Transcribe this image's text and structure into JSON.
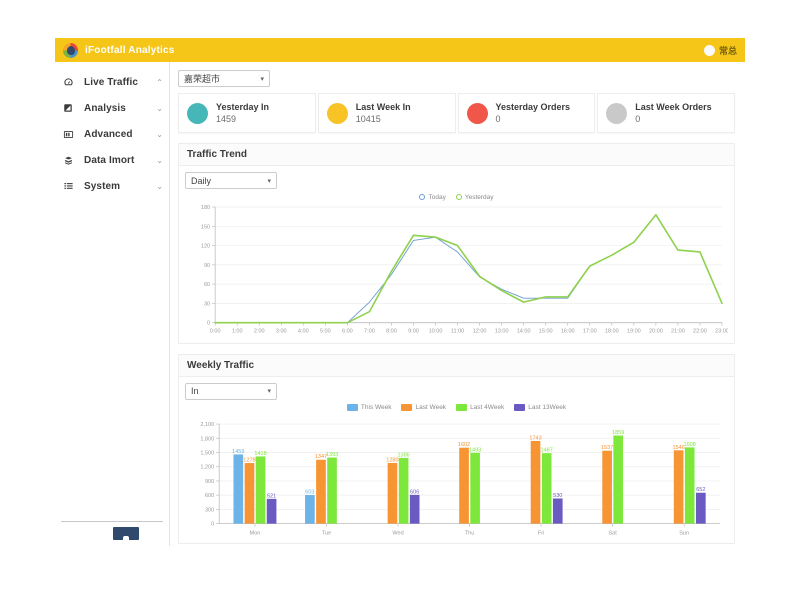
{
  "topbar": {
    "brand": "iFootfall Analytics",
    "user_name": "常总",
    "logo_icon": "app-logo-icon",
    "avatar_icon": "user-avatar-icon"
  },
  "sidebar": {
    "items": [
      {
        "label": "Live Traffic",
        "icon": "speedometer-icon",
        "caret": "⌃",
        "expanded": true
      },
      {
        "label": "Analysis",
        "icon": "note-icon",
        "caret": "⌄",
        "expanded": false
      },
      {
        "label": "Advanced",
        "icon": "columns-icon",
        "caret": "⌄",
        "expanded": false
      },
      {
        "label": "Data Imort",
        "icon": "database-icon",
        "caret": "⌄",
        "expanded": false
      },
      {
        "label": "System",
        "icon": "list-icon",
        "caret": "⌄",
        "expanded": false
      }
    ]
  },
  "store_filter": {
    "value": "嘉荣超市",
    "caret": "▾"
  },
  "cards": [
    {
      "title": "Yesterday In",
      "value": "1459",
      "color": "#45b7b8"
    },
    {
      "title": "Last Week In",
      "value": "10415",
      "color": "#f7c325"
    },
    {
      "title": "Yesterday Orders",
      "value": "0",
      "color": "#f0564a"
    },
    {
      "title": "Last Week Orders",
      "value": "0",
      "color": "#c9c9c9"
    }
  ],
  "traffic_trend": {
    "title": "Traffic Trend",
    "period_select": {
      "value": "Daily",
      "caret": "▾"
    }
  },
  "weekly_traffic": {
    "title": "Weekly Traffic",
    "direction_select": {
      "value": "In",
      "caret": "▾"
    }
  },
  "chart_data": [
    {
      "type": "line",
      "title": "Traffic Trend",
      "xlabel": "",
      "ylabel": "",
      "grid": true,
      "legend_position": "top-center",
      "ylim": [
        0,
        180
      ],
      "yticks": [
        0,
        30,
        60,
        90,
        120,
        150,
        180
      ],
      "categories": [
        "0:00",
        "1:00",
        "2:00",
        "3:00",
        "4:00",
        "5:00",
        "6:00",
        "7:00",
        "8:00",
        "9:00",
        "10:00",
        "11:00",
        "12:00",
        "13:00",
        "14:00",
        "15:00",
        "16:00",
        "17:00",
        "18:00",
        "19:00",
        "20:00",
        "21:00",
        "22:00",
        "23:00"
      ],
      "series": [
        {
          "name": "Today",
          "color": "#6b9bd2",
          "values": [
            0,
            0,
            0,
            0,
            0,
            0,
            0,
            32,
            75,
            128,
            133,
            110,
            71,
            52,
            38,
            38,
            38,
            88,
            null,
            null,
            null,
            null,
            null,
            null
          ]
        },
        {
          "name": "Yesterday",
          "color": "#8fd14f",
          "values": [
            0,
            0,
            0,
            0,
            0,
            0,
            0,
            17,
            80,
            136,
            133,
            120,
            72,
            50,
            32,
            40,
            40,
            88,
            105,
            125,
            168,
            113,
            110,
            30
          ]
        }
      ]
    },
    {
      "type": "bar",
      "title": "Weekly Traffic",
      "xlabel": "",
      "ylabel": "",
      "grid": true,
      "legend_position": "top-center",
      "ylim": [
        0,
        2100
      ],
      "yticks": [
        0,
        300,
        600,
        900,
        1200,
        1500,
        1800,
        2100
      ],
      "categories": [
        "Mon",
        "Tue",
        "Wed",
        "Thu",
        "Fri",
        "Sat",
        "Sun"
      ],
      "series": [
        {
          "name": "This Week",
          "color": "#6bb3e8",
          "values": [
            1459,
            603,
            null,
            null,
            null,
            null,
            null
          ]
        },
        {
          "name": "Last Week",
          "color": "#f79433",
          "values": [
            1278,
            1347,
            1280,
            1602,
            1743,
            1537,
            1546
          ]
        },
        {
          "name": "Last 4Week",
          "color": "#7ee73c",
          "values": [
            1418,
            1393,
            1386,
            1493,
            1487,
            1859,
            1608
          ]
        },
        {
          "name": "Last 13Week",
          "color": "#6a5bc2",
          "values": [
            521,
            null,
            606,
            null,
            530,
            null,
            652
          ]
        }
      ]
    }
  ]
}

= = = = = = =

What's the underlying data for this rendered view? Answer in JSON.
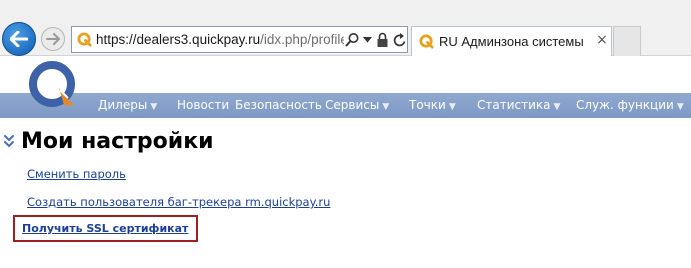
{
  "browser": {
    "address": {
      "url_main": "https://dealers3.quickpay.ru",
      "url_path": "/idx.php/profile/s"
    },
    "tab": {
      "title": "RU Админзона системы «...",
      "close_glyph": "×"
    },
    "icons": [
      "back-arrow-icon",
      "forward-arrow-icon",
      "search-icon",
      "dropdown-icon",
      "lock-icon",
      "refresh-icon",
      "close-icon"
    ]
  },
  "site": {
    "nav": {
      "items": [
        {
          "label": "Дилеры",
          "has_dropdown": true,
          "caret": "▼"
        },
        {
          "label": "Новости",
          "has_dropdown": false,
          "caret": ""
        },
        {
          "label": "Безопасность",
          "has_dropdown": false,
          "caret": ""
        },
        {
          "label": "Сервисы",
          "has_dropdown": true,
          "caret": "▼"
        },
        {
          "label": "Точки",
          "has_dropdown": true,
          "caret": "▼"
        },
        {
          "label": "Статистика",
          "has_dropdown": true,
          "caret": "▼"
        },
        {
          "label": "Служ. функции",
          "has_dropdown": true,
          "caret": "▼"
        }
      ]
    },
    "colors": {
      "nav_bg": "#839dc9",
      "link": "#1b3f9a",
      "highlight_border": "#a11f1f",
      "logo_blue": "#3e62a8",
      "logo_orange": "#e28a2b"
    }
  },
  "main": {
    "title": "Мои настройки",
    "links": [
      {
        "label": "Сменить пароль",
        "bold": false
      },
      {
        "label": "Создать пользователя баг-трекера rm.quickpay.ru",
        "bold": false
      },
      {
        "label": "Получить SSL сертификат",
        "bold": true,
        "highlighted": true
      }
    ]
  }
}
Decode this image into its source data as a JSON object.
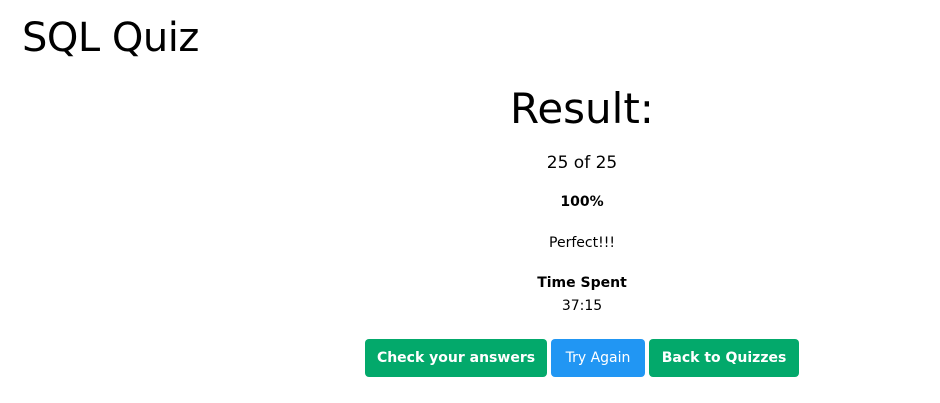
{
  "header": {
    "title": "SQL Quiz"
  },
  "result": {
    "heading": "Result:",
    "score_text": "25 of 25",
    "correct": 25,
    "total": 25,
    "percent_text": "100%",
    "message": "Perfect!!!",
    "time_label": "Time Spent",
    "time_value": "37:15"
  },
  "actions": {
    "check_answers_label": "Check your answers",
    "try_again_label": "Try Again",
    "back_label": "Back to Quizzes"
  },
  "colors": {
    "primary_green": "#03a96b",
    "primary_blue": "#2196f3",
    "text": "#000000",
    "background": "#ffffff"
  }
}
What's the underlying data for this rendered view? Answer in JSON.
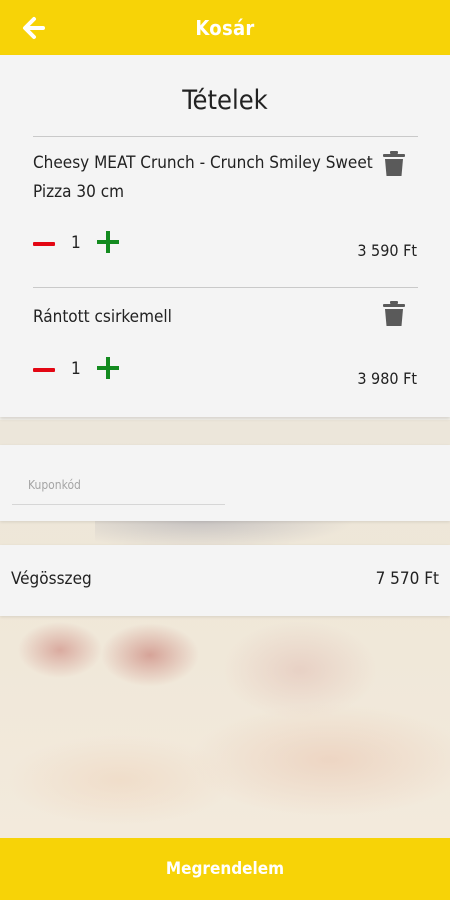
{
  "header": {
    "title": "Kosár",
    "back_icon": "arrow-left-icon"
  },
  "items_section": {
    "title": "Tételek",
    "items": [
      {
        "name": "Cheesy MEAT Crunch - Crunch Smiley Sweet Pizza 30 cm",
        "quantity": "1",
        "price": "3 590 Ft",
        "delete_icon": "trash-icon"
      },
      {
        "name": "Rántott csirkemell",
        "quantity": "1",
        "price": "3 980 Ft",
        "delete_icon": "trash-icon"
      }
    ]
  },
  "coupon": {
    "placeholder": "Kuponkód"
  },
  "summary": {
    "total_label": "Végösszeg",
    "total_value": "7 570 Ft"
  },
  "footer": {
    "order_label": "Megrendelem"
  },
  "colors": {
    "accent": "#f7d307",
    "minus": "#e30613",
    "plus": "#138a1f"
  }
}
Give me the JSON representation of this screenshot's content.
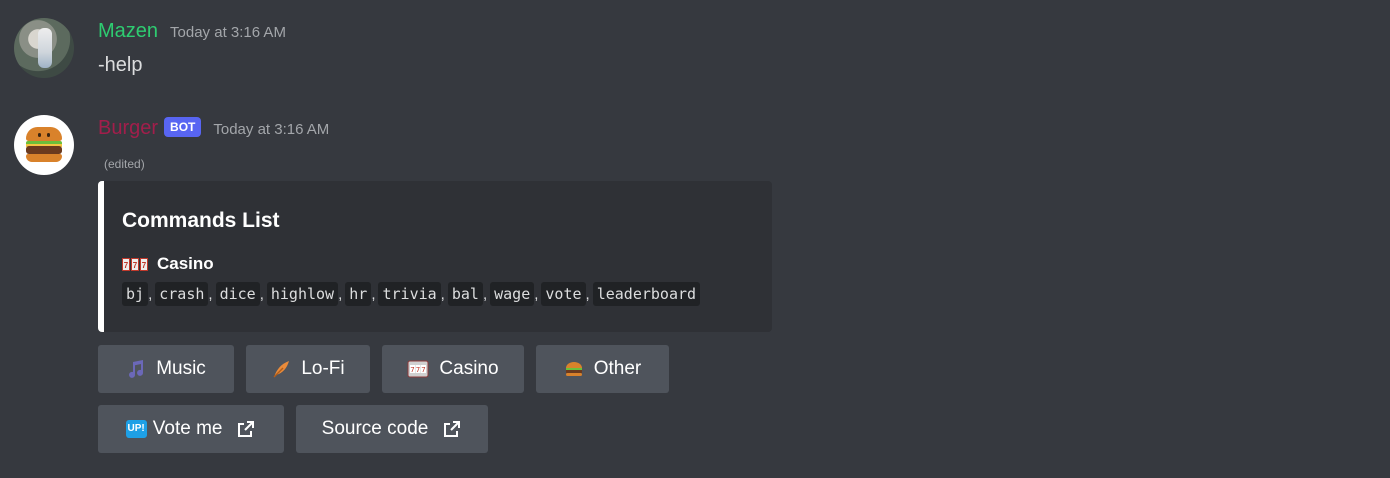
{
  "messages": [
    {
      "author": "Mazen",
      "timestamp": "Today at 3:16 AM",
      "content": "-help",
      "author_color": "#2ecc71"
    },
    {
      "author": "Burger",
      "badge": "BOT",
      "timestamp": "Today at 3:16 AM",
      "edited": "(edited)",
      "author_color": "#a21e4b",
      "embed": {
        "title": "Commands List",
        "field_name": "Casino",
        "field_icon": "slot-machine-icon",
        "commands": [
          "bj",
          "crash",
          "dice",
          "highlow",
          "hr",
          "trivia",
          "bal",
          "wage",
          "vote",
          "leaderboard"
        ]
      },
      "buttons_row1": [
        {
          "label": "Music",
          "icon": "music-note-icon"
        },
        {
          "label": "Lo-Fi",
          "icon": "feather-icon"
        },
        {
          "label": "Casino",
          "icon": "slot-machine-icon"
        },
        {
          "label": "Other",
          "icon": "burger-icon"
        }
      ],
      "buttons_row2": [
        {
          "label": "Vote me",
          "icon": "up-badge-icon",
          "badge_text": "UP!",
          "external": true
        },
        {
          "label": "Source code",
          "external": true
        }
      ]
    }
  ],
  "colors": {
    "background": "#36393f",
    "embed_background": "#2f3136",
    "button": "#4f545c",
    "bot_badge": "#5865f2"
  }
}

= = = = = = =

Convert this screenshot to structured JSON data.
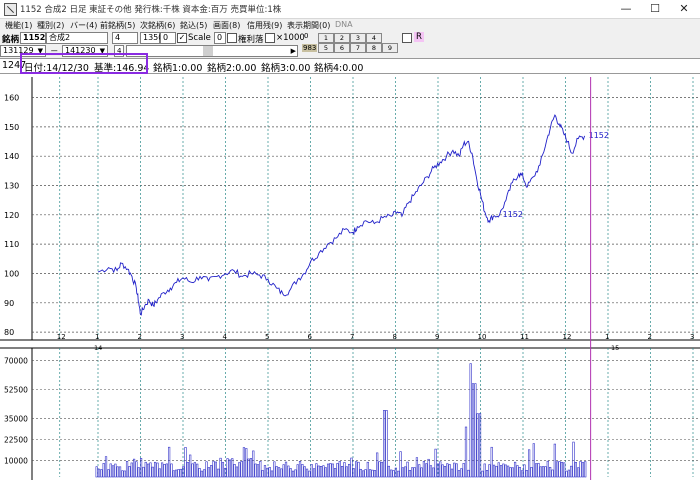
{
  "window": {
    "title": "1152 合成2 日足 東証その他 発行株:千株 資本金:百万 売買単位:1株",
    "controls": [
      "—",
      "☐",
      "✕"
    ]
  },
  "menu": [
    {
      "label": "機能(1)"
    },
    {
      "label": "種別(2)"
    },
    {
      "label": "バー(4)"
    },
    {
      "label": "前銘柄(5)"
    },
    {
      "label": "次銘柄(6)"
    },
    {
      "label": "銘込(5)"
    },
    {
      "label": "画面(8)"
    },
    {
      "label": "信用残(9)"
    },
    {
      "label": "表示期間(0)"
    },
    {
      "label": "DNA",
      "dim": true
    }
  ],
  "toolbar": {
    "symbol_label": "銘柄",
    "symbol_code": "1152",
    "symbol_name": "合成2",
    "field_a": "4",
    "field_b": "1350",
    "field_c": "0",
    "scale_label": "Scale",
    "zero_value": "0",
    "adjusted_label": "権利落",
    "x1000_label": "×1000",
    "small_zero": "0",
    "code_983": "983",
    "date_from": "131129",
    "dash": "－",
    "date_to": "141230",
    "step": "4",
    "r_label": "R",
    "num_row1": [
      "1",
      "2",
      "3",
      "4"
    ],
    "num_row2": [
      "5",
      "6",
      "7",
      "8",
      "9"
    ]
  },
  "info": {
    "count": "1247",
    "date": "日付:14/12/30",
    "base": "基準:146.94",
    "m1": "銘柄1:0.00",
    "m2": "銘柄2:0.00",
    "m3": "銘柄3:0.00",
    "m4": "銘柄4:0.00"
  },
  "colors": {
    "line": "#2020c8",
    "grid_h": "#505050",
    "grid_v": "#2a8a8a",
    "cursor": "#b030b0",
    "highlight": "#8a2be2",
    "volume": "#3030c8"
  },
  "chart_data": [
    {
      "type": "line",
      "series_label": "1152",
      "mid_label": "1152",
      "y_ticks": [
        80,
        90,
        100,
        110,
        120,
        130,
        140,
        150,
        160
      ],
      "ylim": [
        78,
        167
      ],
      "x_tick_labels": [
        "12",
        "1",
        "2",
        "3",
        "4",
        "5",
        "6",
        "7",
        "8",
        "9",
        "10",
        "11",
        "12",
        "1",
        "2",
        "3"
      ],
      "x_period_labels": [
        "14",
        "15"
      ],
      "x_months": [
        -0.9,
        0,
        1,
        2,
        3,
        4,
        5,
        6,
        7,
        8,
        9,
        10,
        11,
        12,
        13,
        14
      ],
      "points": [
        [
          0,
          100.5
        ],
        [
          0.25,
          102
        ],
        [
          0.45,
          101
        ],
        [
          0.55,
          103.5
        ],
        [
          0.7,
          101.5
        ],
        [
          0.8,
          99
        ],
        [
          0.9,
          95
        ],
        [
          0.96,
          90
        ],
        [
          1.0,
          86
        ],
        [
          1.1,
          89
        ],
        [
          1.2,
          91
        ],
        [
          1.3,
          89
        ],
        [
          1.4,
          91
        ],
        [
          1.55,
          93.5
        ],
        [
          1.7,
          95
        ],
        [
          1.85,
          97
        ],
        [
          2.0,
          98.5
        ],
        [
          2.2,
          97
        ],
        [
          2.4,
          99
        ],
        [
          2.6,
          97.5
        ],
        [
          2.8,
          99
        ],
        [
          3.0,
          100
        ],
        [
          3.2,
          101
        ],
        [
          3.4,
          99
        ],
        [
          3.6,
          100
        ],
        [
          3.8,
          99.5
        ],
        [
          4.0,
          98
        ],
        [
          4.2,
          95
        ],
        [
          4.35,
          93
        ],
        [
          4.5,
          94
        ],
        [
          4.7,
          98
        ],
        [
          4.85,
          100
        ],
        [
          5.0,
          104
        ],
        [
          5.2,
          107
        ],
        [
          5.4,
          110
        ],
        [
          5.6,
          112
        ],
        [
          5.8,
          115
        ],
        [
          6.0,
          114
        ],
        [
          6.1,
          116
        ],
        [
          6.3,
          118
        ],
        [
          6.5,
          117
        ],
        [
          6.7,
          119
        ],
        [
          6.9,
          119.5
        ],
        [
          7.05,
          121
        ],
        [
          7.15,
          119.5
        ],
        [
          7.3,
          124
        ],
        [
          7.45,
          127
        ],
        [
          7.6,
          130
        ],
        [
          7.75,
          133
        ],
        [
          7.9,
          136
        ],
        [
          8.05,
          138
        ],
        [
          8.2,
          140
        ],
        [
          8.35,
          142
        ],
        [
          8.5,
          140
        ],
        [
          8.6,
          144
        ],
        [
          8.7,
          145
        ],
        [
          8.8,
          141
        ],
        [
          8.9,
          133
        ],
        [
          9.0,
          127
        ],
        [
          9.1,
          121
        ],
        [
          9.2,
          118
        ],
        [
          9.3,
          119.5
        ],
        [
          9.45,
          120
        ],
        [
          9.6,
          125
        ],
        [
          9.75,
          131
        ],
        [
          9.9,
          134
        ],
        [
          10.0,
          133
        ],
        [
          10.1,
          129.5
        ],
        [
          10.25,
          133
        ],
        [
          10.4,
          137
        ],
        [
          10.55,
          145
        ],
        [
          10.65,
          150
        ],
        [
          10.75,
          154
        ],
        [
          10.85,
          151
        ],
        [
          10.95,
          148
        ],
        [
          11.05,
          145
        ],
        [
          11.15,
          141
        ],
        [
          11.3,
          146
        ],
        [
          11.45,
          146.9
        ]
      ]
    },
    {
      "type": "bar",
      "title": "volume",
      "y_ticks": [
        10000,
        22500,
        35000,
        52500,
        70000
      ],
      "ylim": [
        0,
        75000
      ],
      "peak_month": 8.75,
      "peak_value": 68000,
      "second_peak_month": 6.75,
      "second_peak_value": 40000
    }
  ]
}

= = = = = = =

**Aim of the exercise:** Find the string "arrow" in the listing and return every line that holds it.

**Final result:**
      "back-arrow-icon",
      "forward-arrow-icon",
    "back_icon": "arrow-left-icon"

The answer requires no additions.